**Page text**
────────

PPAR Receptors Expressed from Vectors Containing CMV Promoter Can Enhance Self-Transcription in the Presence of Fatty Acids from CLA-Enriched Egg Yolks—A Novel Method for Studies of PPAR Ligands
Published in Nutrition and Cancer, 2020
Aneta A. Koronowicz, Adam Master, Paula Banks, Ewelina Piasna-Słupecka, Dominik Domagała, Mariola Drozdowska, Teresa Leszczyńska
Peroxisome proliferator-activated receptors (PPARs) are ligand-dependent transcription factors belonging to the steroid hormone nuclear receptor superfamily. Initially, PPARs were first described as nuclear receptors for synthetic substances that induced the proliferation of peroxisomes. Shortly after, it was realized that many natural and synthetic substances act selectively through these receptors (1) and that in fact, PPARs encompass a group of three main protein isoforms PPARα, PPARβ/δ, and PPARγ (2) encoded by PPARA, PPARD, and PPARG genes. All these transcription factors are composed of four functional domains including an N-terminal A/B domain (AF1, containing activation function 1), a DNA-binding domain (DBD) containing two zinc fingers, a hinge domain, and a C-terminal ligand-binding domain (LBD, containing activation function 2, AF2). DBD of all PPAR isoforms can bind to the same peroxisome proliferator-activated receptor response element (PPRE) that are specific DNA sequences of the typical consensus core recognition motif AGGTCANAGGTCA (DR1), however, some non-canonical PPREs have been described (3). Apart from binding of ligands, PPAR LBD allows for heterodimerization with other nuclear receptors including retinoid X receptor (RXR) and this complex subsequently recruits corepressors or coactivators, to regulate the expression of target genes responding to receptors liganded by various small lipophilic ligands (4).

────────

**Page segmentation data**
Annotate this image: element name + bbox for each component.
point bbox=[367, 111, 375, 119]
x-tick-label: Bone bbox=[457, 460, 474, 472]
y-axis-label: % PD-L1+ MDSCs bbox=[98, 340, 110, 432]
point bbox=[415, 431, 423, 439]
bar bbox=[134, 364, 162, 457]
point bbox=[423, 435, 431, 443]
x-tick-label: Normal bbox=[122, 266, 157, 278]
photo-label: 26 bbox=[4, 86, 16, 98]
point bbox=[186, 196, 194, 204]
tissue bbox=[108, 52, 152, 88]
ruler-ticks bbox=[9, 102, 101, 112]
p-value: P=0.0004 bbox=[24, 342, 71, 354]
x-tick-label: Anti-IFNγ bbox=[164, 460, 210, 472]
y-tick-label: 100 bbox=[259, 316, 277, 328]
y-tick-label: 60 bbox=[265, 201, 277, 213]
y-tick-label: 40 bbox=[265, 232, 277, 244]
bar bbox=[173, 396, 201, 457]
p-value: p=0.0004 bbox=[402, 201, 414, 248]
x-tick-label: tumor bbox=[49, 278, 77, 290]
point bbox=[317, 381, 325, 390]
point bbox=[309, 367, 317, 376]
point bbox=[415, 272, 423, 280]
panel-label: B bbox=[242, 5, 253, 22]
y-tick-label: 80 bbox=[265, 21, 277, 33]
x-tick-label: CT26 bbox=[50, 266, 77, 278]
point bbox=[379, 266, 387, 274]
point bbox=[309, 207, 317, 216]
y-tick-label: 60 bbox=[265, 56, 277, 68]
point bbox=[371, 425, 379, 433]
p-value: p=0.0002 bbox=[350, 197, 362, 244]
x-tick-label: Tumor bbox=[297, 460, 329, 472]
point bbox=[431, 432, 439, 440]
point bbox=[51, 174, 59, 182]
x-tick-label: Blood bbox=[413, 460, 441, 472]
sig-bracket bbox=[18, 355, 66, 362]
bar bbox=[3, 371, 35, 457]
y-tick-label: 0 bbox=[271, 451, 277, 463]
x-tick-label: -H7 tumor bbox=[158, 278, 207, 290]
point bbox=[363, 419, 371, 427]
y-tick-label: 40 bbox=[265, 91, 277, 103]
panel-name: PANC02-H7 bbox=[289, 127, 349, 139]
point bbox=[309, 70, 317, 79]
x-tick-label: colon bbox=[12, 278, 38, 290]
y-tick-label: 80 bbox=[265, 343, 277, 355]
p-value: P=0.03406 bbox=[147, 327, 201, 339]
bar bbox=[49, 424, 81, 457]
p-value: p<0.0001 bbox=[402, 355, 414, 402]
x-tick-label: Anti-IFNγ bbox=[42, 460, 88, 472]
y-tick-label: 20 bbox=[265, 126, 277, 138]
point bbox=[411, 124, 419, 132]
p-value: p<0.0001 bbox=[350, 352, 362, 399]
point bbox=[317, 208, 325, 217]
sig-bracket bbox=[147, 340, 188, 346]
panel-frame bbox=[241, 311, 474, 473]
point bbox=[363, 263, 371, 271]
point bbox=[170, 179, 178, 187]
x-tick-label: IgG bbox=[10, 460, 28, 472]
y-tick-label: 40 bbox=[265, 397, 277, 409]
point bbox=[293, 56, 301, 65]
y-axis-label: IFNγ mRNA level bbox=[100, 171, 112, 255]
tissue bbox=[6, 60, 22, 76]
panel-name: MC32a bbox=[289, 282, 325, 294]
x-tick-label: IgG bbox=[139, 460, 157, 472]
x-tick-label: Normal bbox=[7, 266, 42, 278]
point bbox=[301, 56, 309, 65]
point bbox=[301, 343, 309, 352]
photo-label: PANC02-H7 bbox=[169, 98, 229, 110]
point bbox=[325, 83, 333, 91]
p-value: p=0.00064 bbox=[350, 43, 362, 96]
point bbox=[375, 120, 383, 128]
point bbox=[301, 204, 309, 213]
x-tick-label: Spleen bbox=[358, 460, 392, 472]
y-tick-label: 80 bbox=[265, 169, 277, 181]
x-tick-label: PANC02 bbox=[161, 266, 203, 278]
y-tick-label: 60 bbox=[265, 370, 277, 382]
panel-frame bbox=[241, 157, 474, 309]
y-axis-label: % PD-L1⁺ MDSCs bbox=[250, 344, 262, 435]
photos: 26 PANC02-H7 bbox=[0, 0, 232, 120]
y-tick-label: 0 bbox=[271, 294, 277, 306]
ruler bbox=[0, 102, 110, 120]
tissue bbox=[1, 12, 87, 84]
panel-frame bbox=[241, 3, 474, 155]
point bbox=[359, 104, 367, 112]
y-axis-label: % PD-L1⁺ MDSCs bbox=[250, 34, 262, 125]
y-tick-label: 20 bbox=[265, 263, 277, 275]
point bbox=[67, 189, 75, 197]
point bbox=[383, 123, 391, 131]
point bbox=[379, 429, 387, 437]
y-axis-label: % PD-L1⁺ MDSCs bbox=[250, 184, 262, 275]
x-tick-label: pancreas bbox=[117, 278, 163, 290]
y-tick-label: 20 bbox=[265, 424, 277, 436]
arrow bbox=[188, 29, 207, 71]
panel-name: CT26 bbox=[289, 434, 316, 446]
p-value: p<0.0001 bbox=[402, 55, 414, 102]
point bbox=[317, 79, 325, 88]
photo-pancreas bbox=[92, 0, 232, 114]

────────

**Work to complete**
In the PPAR article, which three genes encode the main PPAR protein isoforms? Answer from the text alone, not from the lines.

**Answer to this task**
PPARA, PPARD, and PPARG.